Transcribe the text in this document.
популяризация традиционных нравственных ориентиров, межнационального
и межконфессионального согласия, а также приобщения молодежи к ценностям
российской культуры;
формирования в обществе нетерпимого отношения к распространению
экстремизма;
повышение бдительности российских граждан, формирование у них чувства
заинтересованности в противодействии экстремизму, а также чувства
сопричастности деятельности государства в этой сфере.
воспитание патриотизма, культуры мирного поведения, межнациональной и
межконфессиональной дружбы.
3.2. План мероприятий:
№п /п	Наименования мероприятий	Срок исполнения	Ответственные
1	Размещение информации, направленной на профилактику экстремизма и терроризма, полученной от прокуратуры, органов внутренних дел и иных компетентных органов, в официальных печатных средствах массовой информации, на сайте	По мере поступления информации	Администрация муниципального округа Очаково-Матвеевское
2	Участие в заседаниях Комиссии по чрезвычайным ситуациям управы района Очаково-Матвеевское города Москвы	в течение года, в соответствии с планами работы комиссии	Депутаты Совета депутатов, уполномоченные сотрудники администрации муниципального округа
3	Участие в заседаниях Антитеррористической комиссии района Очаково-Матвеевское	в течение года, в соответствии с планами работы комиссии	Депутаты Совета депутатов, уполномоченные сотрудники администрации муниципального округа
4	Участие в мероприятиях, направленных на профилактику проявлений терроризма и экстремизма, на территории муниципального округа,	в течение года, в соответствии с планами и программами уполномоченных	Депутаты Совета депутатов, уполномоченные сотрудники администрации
◆ ◆ ◆ ◆
▶ **EXERCISE**
Count the lines in the entries above that include the string "культуры", then give only that figure.

▶ **RESPONSE TO THE EXERCISE**
2